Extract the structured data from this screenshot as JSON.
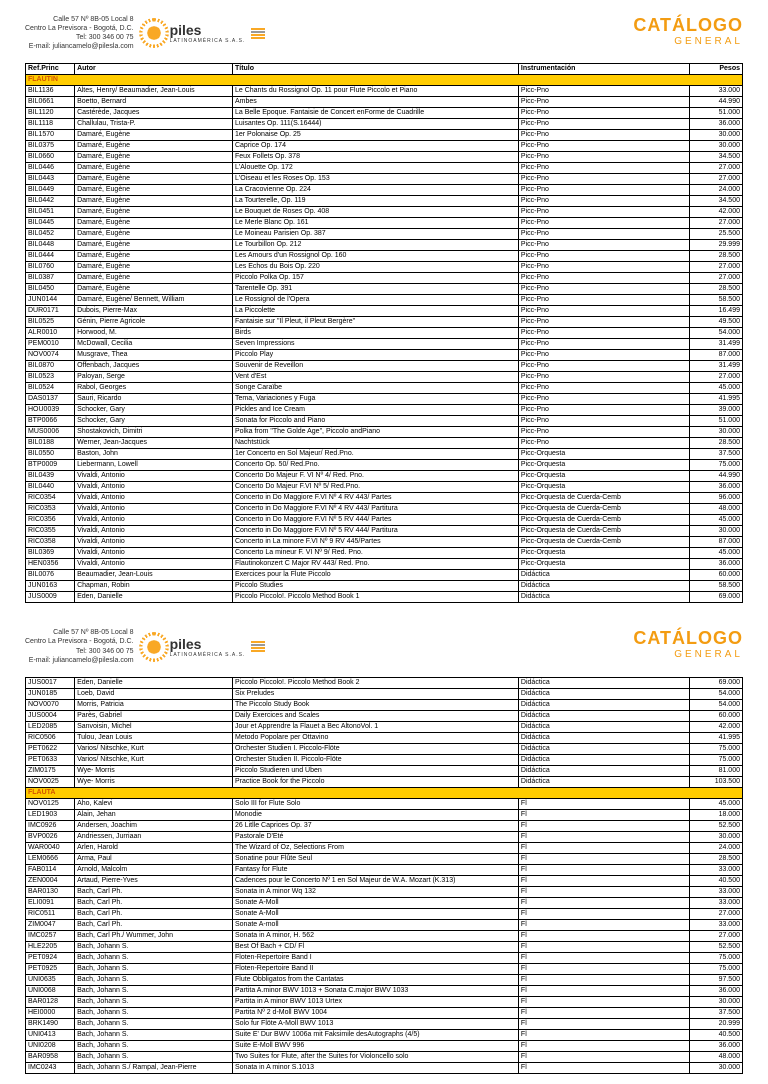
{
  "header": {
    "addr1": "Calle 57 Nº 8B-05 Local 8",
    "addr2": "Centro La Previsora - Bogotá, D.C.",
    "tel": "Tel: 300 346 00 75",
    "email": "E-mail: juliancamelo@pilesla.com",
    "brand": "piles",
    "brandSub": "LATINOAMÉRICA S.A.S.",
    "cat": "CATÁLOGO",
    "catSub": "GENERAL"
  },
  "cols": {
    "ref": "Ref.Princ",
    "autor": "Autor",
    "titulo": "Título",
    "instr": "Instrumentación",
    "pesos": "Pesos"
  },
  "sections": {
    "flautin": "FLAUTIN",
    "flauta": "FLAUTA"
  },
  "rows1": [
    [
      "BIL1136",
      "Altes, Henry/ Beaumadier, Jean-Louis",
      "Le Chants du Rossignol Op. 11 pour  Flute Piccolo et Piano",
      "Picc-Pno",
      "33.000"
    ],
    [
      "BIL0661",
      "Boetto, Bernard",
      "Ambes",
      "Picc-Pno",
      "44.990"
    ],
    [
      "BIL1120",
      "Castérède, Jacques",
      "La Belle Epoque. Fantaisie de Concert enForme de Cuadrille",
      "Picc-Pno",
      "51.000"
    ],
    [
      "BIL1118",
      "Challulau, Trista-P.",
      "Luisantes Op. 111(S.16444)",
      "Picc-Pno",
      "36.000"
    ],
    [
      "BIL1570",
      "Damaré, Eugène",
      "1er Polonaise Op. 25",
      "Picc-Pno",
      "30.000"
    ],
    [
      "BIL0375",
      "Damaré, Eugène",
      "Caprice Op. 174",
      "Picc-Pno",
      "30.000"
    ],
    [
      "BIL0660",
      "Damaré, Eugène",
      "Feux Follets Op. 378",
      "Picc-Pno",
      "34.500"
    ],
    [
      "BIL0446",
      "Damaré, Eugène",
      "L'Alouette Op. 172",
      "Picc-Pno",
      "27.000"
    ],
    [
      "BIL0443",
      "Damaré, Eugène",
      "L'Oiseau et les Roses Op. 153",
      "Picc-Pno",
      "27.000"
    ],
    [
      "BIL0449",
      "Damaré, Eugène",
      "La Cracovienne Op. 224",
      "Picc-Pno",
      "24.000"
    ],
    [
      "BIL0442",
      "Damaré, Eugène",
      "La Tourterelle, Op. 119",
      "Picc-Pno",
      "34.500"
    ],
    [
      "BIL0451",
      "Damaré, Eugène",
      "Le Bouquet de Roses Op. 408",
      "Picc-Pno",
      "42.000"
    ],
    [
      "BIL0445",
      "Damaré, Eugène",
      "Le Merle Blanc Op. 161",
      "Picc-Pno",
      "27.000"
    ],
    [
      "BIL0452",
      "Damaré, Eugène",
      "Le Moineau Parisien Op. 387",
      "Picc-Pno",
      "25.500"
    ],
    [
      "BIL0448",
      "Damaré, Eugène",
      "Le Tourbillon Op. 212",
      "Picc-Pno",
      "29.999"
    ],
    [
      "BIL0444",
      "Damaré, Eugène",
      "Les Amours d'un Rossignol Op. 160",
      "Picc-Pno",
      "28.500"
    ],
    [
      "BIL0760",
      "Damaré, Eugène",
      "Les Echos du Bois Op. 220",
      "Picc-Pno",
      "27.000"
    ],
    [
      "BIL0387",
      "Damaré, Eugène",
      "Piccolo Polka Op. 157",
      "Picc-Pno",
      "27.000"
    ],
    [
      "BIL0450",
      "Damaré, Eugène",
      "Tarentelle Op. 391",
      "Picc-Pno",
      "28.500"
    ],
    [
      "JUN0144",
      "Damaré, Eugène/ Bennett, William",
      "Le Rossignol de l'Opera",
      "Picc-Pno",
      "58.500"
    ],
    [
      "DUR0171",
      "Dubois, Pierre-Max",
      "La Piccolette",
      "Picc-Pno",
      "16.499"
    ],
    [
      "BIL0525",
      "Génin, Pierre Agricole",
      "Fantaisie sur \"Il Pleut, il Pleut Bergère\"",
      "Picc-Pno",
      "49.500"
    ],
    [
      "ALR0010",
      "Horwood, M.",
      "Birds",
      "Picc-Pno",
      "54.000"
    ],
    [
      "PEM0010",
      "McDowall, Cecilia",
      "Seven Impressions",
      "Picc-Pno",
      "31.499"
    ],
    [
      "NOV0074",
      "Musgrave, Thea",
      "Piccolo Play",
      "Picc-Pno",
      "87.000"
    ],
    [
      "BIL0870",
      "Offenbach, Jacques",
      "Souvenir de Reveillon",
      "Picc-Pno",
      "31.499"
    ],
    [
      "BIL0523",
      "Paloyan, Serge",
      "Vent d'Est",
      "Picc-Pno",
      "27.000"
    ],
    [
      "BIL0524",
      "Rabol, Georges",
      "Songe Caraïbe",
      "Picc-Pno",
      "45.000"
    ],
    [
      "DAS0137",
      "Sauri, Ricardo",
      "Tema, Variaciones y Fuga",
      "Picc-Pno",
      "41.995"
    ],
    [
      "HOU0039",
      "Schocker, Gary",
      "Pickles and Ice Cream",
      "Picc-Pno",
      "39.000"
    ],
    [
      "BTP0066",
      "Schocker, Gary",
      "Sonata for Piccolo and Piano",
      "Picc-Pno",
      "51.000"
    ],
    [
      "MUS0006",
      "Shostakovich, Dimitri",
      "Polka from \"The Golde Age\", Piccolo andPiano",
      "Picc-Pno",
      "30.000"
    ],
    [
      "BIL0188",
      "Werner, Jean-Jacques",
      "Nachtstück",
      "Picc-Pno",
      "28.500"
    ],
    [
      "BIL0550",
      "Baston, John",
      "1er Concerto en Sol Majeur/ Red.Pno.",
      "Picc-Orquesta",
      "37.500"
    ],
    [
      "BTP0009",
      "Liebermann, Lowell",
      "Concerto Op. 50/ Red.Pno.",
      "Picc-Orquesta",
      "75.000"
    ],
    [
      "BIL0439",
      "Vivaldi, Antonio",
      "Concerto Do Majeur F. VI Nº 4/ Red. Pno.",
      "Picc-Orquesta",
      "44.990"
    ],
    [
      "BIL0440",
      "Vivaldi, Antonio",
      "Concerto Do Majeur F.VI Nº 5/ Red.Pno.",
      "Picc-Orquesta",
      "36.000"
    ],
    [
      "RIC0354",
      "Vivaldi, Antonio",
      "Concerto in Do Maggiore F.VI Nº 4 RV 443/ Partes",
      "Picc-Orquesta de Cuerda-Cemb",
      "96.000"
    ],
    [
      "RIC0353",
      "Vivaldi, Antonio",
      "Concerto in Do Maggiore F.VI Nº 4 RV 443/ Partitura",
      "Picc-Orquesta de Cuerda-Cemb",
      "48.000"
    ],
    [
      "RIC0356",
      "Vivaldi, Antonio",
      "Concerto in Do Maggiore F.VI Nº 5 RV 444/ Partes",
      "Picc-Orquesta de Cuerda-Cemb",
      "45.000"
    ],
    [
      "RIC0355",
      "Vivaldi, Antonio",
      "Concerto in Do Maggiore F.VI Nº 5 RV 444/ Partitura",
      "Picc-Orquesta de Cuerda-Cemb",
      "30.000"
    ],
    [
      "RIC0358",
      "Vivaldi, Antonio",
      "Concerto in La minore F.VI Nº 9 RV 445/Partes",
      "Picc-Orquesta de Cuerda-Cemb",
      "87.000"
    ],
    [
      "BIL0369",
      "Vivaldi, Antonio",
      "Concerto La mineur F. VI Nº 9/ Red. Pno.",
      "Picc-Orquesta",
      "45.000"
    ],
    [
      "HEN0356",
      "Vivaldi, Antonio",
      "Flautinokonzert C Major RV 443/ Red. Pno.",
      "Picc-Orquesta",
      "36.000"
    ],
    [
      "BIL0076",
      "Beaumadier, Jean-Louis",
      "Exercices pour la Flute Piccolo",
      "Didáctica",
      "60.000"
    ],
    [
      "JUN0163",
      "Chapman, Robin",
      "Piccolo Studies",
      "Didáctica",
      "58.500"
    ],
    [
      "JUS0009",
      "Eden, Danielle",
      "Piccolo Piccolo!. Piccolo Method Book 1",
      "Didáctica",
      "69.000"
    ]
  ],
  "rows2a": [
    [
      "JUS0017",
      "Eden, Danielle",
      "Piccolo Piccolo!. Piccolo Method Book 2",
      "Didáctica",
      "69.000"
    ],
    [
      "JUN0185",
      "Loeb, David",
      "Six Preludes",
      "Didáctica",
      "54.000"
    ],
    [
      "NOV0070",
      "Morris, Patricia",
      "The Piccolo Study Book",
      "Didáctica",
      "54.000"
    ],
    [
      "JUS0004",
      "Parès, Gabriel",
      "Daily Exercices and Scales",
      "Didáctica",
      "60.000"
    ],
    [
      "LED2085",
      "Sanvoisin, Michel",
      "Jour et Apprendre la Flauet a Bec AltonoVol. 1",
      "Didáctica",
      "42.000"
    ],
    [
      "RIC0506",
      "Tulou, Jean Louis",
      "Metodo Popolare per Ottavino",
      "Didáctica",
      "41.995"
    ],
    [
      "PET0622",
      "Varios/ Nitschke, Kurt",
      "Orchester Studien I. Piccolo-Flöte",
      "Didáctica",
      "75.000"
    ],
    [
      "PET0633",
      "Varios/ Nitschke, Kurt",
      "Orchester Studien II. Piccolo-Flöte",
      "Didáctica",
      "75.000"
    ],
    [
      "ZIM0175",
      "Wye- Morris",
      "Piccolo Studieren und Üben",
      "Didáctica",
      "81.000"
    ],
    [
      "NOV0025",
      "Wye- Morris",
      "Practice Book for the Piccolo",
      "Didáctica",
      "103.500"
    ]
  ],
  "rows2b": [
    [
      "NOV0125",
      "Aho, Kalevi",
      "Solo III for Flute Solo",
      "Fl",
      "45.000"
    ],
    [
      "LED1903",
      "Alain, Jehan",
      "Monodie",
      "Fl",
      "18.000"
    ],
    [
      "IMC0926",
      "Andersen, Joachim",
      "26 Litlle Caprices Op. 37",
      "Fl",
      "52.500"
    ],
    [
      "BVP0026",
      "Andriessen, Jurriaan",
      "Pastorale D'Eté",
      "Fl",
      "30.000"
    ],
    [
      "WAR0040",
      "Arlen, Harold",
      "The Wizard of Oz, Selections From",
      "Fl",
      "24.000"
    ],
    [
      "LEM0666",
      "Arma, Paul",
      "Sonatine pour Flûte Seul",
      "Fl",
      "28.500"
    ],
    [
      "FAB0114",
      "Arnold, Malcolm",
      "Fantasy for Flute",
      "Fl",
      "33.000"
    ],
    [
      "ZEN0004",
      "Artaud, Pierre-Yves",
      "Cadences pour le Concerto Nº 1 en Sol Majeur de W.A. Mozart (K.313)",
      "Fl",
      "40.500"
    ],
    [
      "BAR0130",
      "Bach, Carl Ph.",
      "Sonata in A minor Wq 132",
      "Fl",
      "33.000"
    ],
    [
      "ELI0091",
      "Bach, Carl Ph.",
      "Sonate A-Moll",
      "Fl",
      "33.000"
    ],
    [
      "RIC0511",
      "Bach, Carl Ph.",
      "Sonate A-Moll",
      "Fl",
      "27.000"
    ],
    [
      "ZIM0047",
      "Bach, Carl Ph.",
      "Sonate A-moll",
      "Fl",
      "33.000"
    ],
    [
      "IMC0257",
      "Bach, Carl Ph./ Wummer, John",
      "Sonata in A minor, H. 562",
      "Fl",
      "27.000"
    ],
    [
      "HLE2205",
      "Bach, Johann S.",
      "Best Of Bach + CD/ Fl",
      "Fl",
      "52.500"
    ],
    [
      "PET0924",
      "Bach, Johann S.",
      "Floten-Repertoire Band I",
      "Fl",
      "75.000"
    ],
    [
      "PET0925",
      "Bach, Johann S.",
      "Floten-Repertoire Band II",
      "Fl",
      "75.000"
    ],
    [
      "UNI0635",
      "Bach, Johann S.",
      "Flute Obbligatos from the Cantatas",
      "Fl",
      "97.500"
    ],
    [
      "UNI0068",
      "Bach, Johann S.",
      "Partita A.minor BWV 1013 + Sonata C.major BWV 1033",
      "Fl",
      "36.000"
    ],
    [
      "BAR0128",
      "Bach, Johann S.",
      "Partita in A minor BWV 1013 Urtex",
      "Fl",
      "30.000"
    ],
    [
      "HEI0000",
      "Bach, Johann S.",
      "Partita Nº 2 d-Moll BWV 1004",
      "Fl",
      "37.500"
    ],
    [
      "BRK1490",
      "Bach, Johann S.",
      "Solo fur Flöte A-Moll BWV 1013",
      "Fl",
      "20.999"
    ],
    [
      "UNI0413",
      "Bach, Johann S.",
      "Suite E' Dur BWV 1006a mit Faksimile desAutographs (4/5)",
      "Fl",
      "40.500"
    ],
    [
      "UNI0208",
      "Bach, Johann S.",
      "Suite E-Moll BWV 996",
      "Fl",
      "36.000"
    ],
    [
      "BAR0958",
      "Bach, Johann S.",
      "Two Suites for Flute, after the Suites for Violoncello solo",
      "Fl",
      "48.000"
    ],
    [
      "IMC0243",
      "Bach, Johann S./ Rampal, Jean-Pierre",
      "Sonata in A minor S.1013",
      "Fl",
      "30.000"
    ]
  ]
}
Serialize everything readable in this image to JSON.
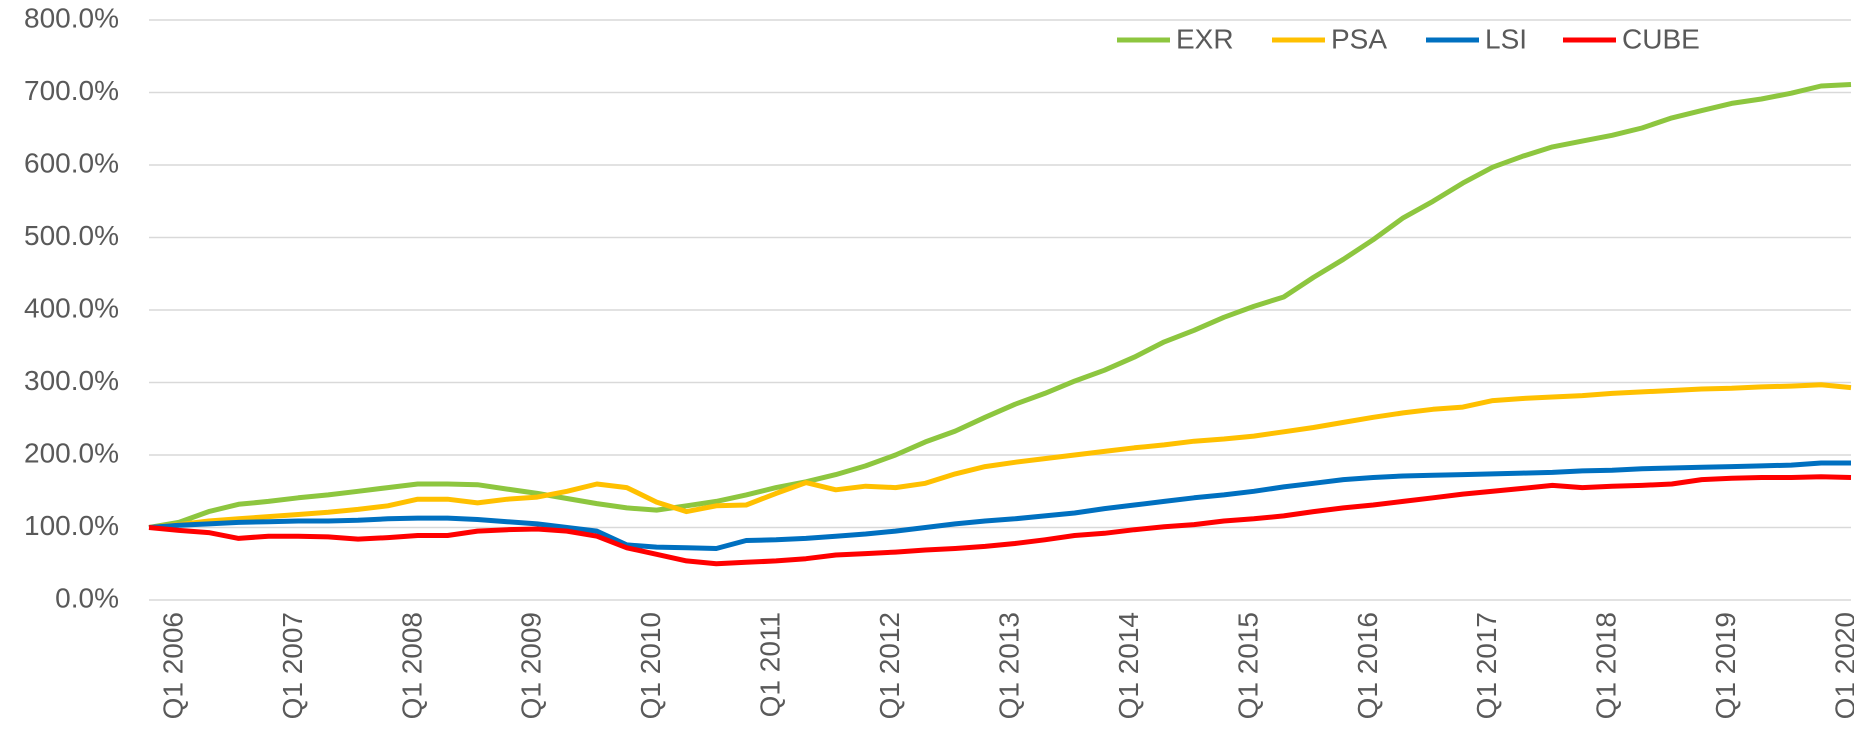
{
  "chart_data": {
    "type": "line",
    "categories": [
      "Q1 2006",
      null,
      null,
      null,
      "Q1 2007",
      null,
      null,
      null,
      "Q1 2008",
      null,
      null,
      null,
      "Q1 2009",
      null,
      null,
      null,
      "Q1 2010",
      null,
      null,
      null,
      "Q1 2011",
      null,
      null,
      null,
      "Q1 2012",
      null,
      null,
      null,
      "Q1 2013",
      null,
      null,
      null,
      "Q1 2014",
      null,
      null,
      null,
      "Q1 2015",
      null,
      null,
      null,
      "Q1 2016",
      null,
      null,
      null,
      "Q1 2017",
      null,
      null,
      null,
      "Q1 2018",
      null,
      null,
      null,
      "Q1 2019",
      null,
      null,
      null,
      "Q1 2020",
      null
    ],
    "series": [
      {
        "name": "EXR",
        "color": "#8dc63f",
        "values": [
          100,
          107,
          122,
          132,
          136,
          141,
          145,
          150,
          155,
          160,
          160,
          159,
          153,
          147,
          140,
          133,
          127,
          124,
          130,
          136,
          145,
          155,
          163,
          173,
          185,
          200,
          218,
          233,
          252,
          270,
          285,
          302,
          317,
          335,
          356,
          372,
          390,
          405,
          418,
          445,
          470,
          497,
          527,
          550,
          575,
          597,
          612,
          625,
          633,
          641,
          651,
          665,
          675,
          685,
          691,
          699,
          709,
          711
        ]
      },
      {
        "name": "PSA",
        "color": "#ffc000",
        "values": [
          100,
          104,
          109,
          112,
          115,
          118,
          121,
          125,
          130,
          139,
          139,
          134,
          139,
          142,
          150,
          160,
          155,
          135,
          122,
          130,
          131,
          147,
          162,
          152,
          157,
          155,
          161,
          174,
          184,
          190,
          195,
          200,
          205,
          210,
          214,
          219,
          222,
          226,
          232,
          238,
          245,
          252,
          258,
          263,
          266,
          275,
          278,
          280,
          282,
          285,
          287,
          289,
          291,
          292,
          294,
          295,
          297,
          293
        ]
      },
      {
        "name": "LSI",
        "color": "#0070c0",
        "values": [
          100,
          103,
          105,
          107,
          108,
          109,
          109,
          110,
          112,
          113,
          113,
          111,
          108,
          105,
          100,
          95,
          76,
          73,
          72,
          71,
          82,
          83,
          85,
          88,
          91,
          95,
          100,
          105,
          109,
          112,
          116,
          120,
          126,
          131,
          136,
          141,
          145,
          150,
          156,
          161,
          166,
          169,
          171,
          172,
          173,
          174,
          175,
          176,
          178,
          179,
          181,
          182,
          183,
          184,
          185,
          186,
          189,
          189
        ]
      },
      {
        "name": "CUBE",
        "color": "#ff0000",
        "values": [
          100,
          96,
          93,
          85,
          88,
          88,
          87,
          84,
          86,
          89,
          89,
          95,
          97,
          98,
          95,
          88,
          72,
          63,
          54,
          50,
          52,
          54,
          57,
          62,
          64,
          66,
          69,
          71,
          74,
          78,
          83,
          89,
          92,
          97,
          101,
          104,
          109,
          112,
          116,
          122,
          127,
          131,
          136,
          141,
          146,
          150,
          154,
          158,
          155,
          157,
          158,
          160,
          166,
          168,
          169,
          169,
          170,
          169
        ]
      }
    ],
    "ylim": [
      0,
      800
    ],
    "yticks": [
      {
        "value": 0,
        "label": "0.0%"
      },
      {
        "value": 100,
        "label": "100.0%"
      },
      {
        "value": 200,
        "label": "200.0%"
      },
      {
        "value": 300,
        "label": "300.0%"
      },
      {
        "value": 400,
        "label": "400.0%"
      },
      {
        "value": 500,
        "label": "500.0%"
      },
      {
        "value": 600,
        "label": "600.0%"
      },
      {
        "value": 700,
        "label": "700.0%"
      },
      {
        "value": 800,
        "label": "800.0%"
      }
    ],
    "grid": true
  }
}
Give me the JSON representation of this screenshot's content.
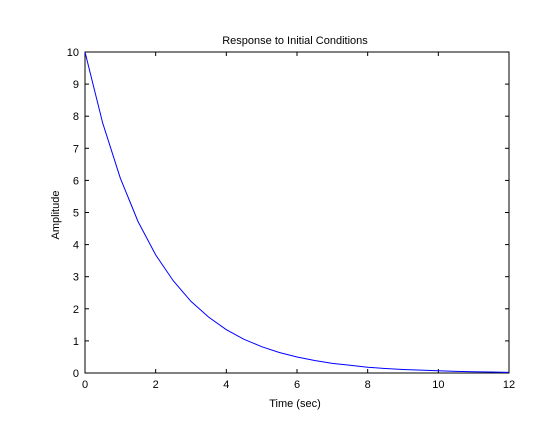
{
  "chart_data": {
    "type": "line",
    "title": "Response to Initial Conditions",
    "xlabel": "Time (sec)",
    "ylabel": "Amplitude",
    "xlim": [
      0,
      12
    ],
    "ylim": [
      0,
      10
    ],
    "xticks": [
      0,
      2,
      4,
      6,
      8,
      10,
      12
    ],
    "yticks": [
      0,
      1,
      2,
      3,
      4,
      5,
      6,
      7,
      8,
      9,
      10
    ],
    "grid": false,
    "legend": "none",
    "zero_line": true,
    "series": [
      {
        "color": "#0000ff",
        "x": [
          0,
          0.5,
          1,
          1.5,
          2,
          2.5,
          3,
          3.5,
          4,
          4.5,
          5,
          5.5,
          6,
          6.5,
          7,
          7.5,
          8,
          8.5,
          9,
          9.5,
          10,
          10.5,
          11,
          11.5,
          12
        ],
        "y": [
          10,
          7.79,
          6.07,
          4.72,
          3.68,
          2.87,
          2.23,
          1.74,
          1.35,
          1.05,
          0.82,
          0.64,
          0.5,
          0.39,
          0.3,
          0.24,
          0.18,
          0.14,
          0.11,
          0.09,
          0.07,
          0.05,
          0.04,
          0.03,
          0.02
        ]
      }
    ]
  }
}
========
| Task objective |
Go through the records and pull out each line that includes the word "Jacques".

| Answer for this exercise |
      "Castérède, Jacques",
      "Offenbach, Jacques",
      "Werner, Jean-Jacques",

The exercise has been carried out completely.